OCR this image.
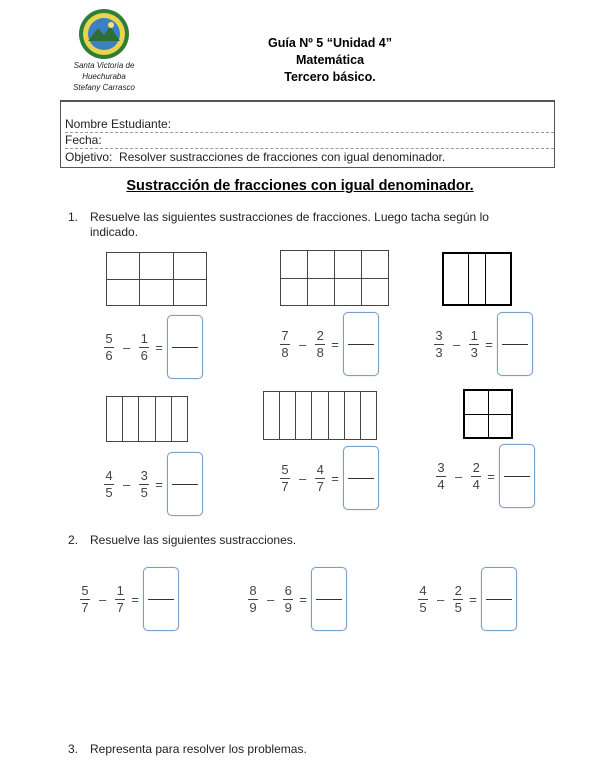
Santa Victoria de
Huechuraba
Stefany Carrasco
Guía Nº 5 “Unidad 4”
Matemática
Tercero básico.
Nombre Estudiante:
Fecha:
Objetivo: Resolver sustracciones de fracciones con igual denominador.
Sustracción de fracciones con igual denominador.
1. Resuelve las siguientes sustracciones de fracciones. Luego tacha según lo
indicado.

$\frac{5}{6} - \frac{1}{6}$ =	$\frac{7}{8} - \frac{2}{8}$ =	$\frac{3}{3} - \frac{1}{3}$ =

$\frac{4}{5} - \frac{3}{5}$ =	$\frac{5}{7} - \frac{4}{7}$ =	$\frac{3}{4} - \frac{2}{4}$ =
2. Resuelve las siguientes sustracciones.
$\frac{5}{7} - \frac{1}{7}$ =	$\frac{8}{9} - \frac{6}{9}$ =	$\frac{4}{5} - \frac{2}{5}$ =
3. Representa para resolver los problemas.
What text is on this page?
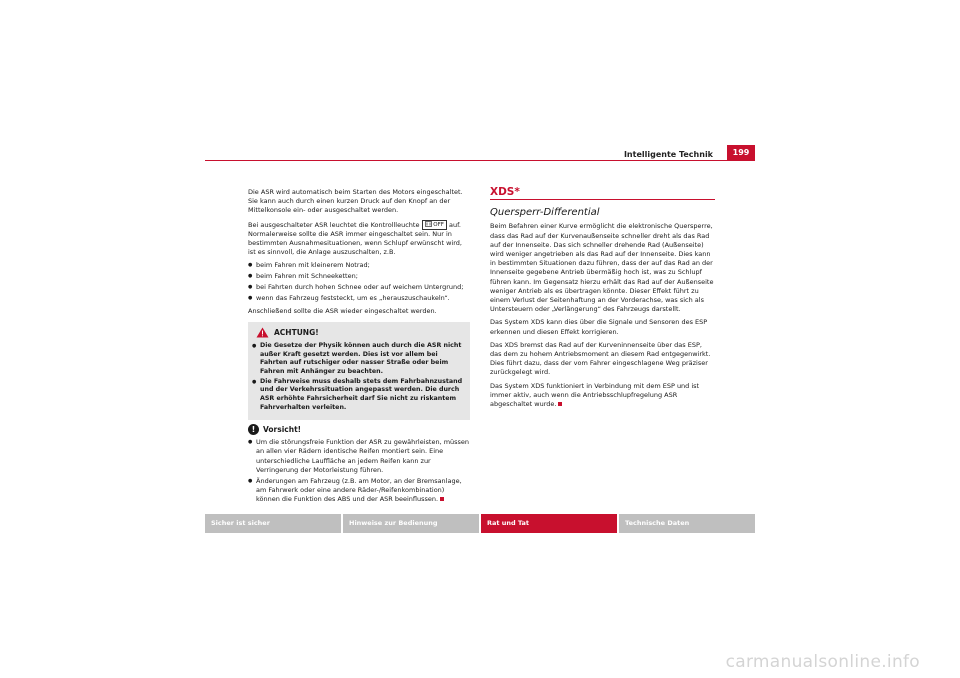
Intelligente Technik	199

Die ASR wird automatisch beim Starten des Motors eingeschaltet. Sie kann auch durch einen kurzen Druck auf den Knopf an der Mittelkonsole ein- oder ausgeschaltet werden.

Bei ausgeschalteter ASR leuchtet die Kontrollleuchte	OFF auf. Normalerweise sollte die ASR immer eingeschaltet sein. Nur in bestimmten Ausnahmesituationen, wenn Schlupf erwünscht wird, ist es sinnvoll, die Anlage auszuschalten, z.B.

● beim Fahren mit kleinerem Notrad;
● beim Fahren mit Schneeketten;
● bei Fahrten durch hohen Schnee oder auf weichem Untergrund;
● wenn das Fahrzeug feststeckt, um es „herauszuschaukeln“.

Anschließend sollte die ASR wieder eingeschaltet werden.

ACHTUNG!
● Die Gesetze der Physik können auch durch die ASR nicht außer Kraft gesetzt werden. Dies ist vor allem bei Fahrten auf rutschiger oder nasser Straße oder beim Fahren mit Anhänger zu beachten.
● Die Fahrweise muss deshalb stets dem Fahrbahnzustand und der Verkehrssituation angepasst werden. Die durch ASR erhöhte Fahrsicherheit darf Sie nicht zu riskantem Fahrverhalten verleiten.
!	Vorsicht!
● Um die störungsfreie Funktion der ASR zu gewährleisten, müssen an allen vier Rädern identische Reifen montiert sein. Eine unterschiedliche Lauffläche an jedem Reifen kann zur Verringerung der Motorleistung führen.
● Änderungen am Fahrzeug (z.B. am Motor, an der Bremsanlage, am Fahrwerk oder eine andere Räder-/Reifenkombination) können die Funktion des ABS und der ASR beeinflussen.
XDS*
Quersperr-Differential

Beim Befahren einer Kurve ermöglicht die elektronische Quersperre, dass das Rad auf der Kurvenaußenseite schneller dreht als das Rad auf der Innenseite. Das sich schneller drehende Rad (Außenseite) wird weniger angetrieben als das Rad auf der Innenseite. Dies kann in bestimmten Situationen dazu führen, dass der auf das Rad an der Innenseite gegebene Antrieb übermäßig hoch ist, was zu Schlupf führen kann. Im Gegensatz hierzu erhält das Rad auf der Außenseite weniger Antrieb als es übertragen könnte. Dieser Effekt führt zu einem Verlust der Seitenhaftung an der Vorderachse, was sich als Untersteuern oder „Verlängerung“ des Fahrzeugs darstellt.

Das System XDS kann dies über die Signale und Sensoren des ESP erkennen und diesen Effekt korrigieren.

Das XDS bremst das Rad auf der Kurveninnenseite über das ESP, das dem zu hohem Antriebsmoment an diesem Rad entgegenwirkt. Dies führt dazu, dass der vom Fahrer eingeschlagene Weg präziser zurückgelegt wird.

Das System XDS funktioniert in Verbindung mit dem ESP und ist immer aktiv, auch wenn die Antriebsschlupfregelung ASR abgeschaltet wurde.

Sicher ist sicher	Hinweise zur Bedienung	Rat und Tat	Technische Daten
carmanualsonline.info
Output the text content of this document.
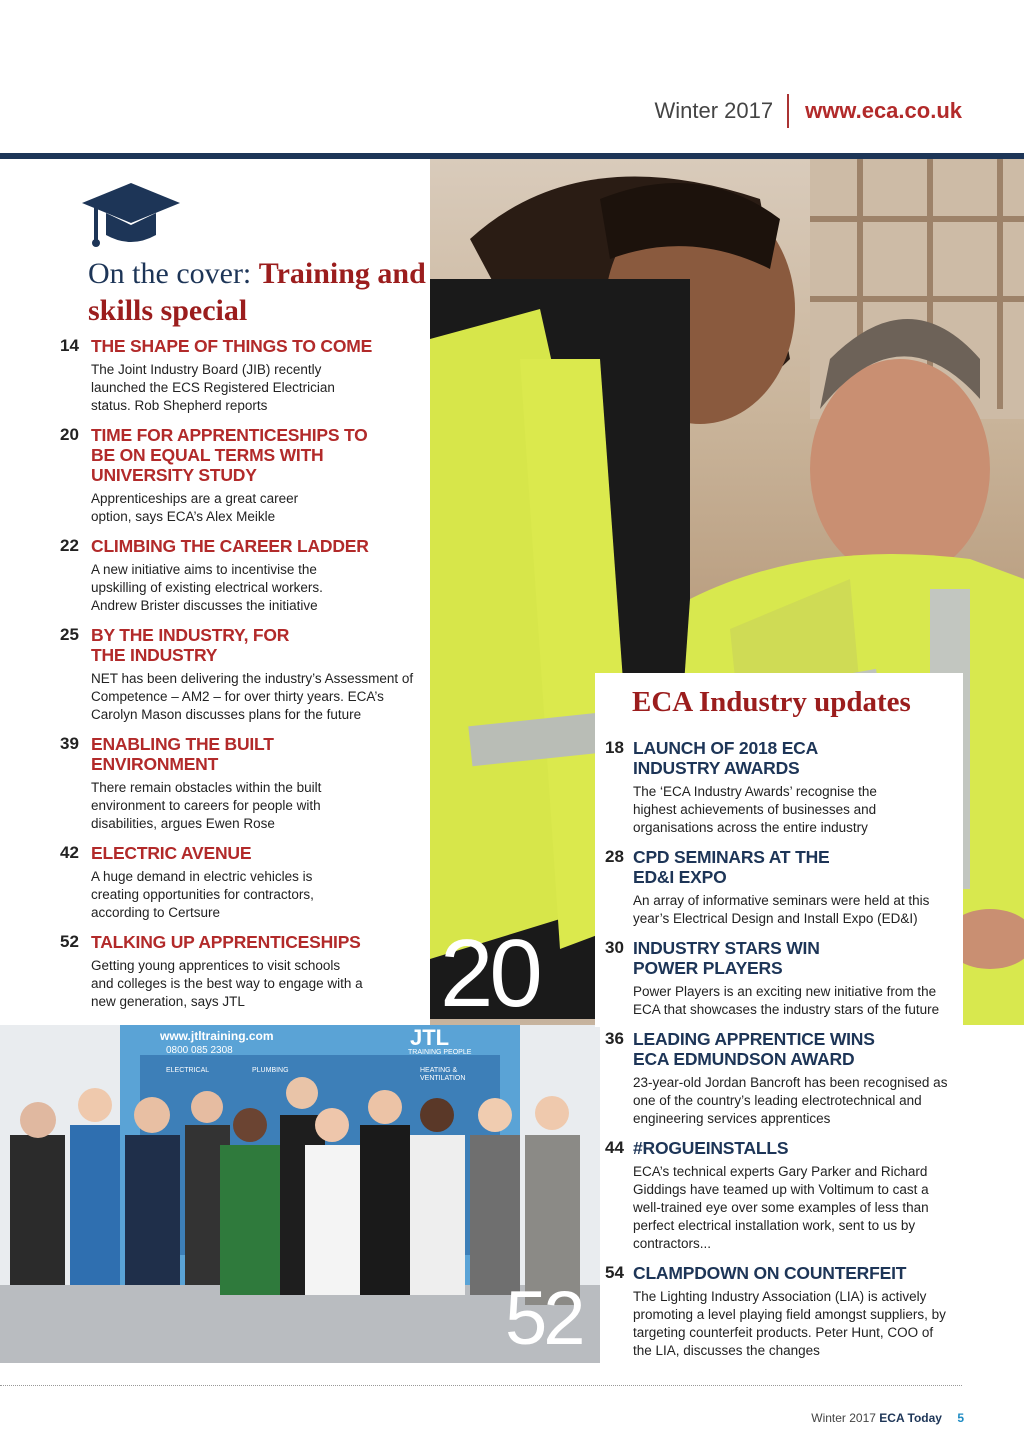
Winter 2017	www.eca.co.uk
20
On the cover: Training and skills special
14 THE SHAPE OF THINGS TO COME
The Joint Industry Board (JIB) recently launched the ECS Registered Electrician status. Rob Shepherd reports
20 TIME FOR APPRENTICESHIPS TO BE ON EQUAL TERMS WITH UNIVERSITY STUDY
Apprenticeships are a great career option, says ECA’s Alex Meikle
22 CLIMBING THE CAREER LADDER
A new initiative aims to incentivise the upskilling of existing electrical workers. Andrew Brister discusses the initiative
25 BY THE INDUSTRY, FOR THE INDUSTRY
NET has been delivering the industry’s Assessment of Competence – AM2 – for over thirty years. ECA’s Carolyn Mason discusses plans for the future
39 ENABLING THE BUILT ENVIRONMENT
There remain obstacles within the built environment to careers for people with disabilities, argues Ewen Rose
42 ELECTRIC AVENUE
A huge demand in electric vehicles is creating opportunities for contractors, according to Certsure
52 TALKING UP APPRENTICESHIPS
Getting young apprentices to visit schools and colleges is the best way to engage with a new generation, says JTL
www.jtltraining.com
0800 085 2308
JTL
TRAINING PEOPLE
ELECTRICAL	PLUMBING	HEATING & VENTILATION
52
ECA Industry updates
18 LAUNCH OF 2018 ECA INDUSTRY AWARDS
The ‘ECA Industry Awards’ recognise the highest achievements of businesses and organisations across the entire industry
28 CPD SEMINARS AT THE ED&I EXPO
An array of informative seminars were held at this year’s Electrical Design and Install Expo (ED&I)
30 INDUSTRY STARS WIN POWER PLAYERS
Power Players is an exciting new initiative from the ECA that showcases the industry stars of the future
36 LEADING APPRENTICE WINS ECA EDMUNDSON AWARD
23-year-old Jordan Bancroft has been recognised as one of the country’s leading electrotechnical and engineering services apprentices
44 #ROGUEINSTALLS
ECA’s technical experts Gary Parker and Richard Giddings have teamed up with Voltimum to cast a well-trained eye over some examples of less than perfect electrical installation work, sent to us by contractors...
54 CLAMPDOWN ON COUNTERFEIT
The Lighting Industry Association (LIA) is actively promoting a level playing field amongst suppliers, by targeting counterfeit products. Peter Hunt, COO of the LIA, discusses the changes
Winter 2017 ECA Today 5
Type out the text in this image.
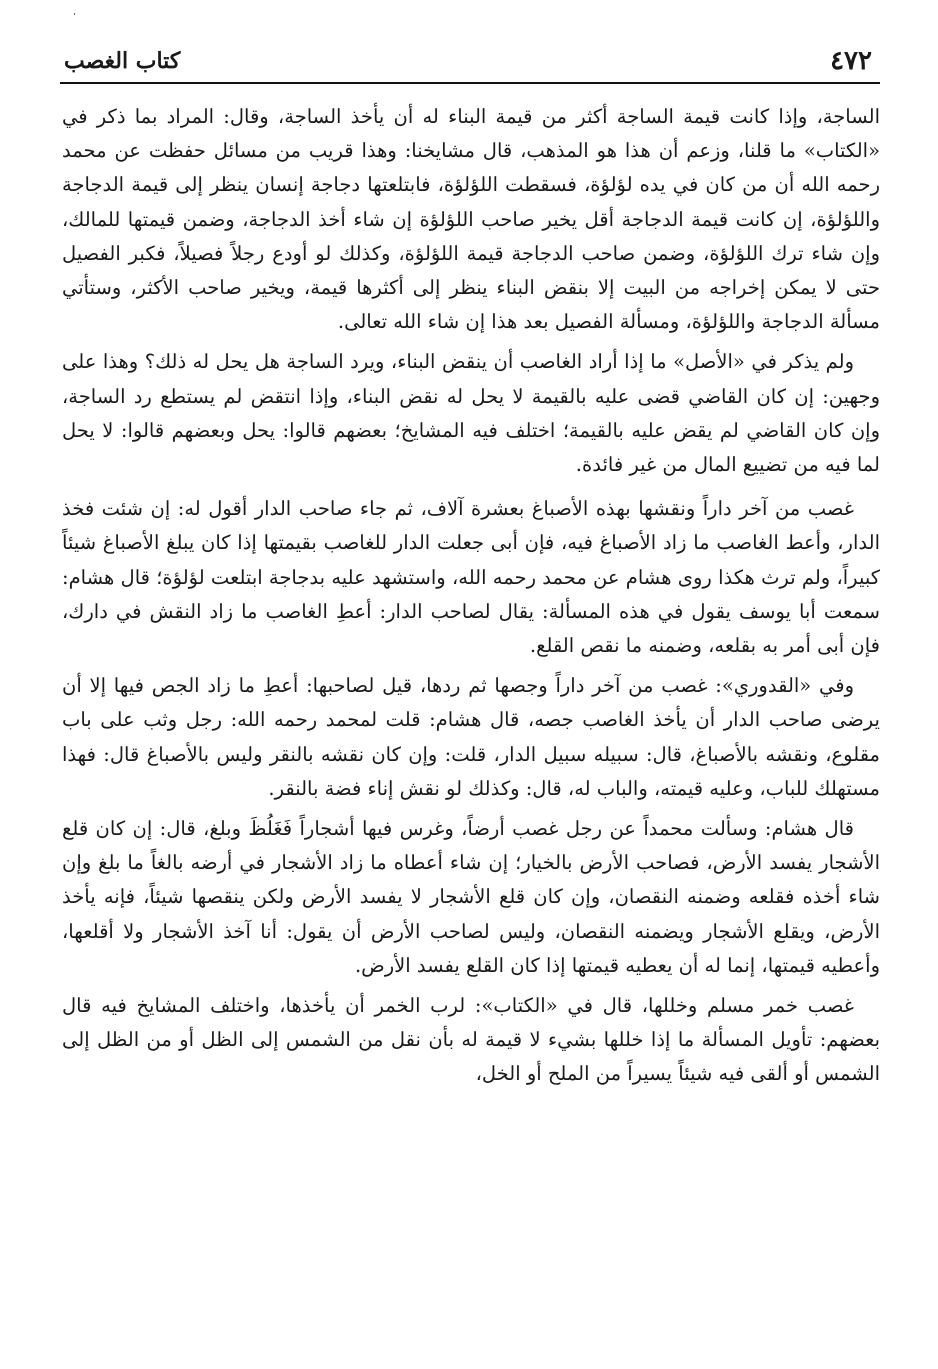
،
٤٧٢
كتاب الغصب

الساجة، وإذا كانت قيمة الساجة أكثر من قيمة البناء له أن يأخذ الساجة، وقال: المراد بما ذكر في «الكتاب» ما قلنا، وزعم أن هذا هو المذهب، قال مشايخنا: وهذا قريب من مسائل حفظت عن محمد رحمه الله أن من كان في يده لؤلؤة، فسقطت اللؤلؤة، فابتلعتها دجاجة إنسان ينظر إلى قيمة الدجاجة واللؤلؤة، إن كانت قيمة الدجاجة أقل يخير صاحب اللؤلؤة إن شاء أخذ الدجاجة، وضمن قيمتها للمالك، وإن شاء ترك اللؤلؤة، وضمن صاحب الدجاجة قيمة اللؤلؤة، وكذلك لو أودع رجلاً فصيلاً، فكبر الفصيل حتى لا يمكن إخراجه من البيت إلا بنقض البناء ينظر إلى أكثرها قيمة، ويخير صاحب الأكثر، وستأتي مسألة الدجاجة واللؤلؤة، ومسألة الفصيل بعد هذا إن شاء الله تعالى.

ولم يذكر في «الأصل» ما إذا أراد الغاصب أن ينقض البناء، ويرد الساجة هل يحل له ذلك؟ وهذا على وجهين: إن كان القاضي قضى عليه بالقيمة لا يحل له نقض البناء، وإذا انتقض لم يستطع رد الساجة، وإن كان القاضي لم يقض عليه بالقيمة؛ اختلف فيه المشايخ؛ بعضهم قالوا: يحل وبعضهم قالوا: لا يحل لما فيه من تضييع المال من غير فائدة.

غصب من آخر داراً ونقشها بهذه الأصباغ بعشرة آلاف، ثم جاء صاحب الدار أقول له: إن شئت فخذ الدار، وأعط الغاصب ما زاد الأصباغ فيه، فإن أبى جعلت الدار للغاصب بقيمتها إذا كان يبلغ الأصباغ شيئاً كبيراً، ولم ترث هكذا روى هشام عن محمد رحمه الله، واستشهد عليه بدجاجة ابتلعت لؤلؤة؛ قال هشام: سمعت أبا يوسف يقول في هذه المسألة: يقال لصاحب الدار: أعطِ الغاصب ما زاد النقش في دارك، فإن أبى أمر به بقلعه، وضمنه ما نقص القلع.

وفي «القدوري»: غصب من آخر داراً وجصها ثم ردها، قيل لصاحبها: أعطِ ما زاد الجص فيها إلا أن يرضى صاحب الدار أن يأخذ الغاصب جصه، قال هشام: قلت لمحمد رحمه الله: رجل وثب على باب مقلوع، ونقشه بالأصباغ، قال: سبيله سبيل الدار، قلت: وإن كان نقشه بالنقر وليس بالأصباغ قال: فهذا مستهلك للباب، وعليه قيمته، والباب له، قال: وكذلك لو نقش إناء فضة بالنقر.

قال هشام: وسألت محمداً عن رجل غصب أرضاً، وغرس فيها أشجاراً فَغَلُظَ وبلغ، قال: إن كان قلع الأشجار يفسد الأرض، فصاحب الأرض بالخيار؛ إن شاء أعطاه ما زاد الأشجار في أرضه بالغاً ما بلغ وإن شاء أخذه فقلعه وضمنه النقصان، وإن كان قلع الأشجار لا يفسد الأرض ولكن ينقصها شيئاً، فإنه يأخذ الأرض، ويقلع الأشجار ويضمنه النقصان، وليس لصاحب الأرض أن يقول: أنا آخذ الأشجار ولا أقلعها، وأعطيه قيمتها، إنما له أن يعطيه قيمتها إذا كان القلع يفسد الأرض.

غصب خمر مسلم وخللها، قال في «الكتاب»: لرب الخمر أن يأخذها، واختلف المشايخ فيه قال بعضهم: تأويل المسألة ما إذا خللها بشيء لا قيمة له بأن نقل من الشمس إلى الظل أو من الظل إلى الشمس أو ألقى فيه شيئاً يسيراً من الملح أو الخل،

== WHAT IS EXPECTED ==
Which lines hold the word "auch"? Show each one.

== FINISHED ANSWER ==
Die ASR wird automatisch beim Starten des Motors eingeschaltet. Sie kann auch durch einen kurzen Druck auf den Knopf an der Mittelkonsole ein- oder ausgeschaltet werden.
● Die Gesetze der Physik können auch durch die ASR nicht außer Kraft gesetzt werden. Dies ist vor allem bei Fahrten auf rutschiger oder nasser Straße oder beim Fahren mit Anhänger zu beachten.
Das System XDS funktioniert in Verbindung mit dem ESP und ist immer aktiv, auch wenn die Antriebsschlupfregelung ASR abgeschaltet wurde.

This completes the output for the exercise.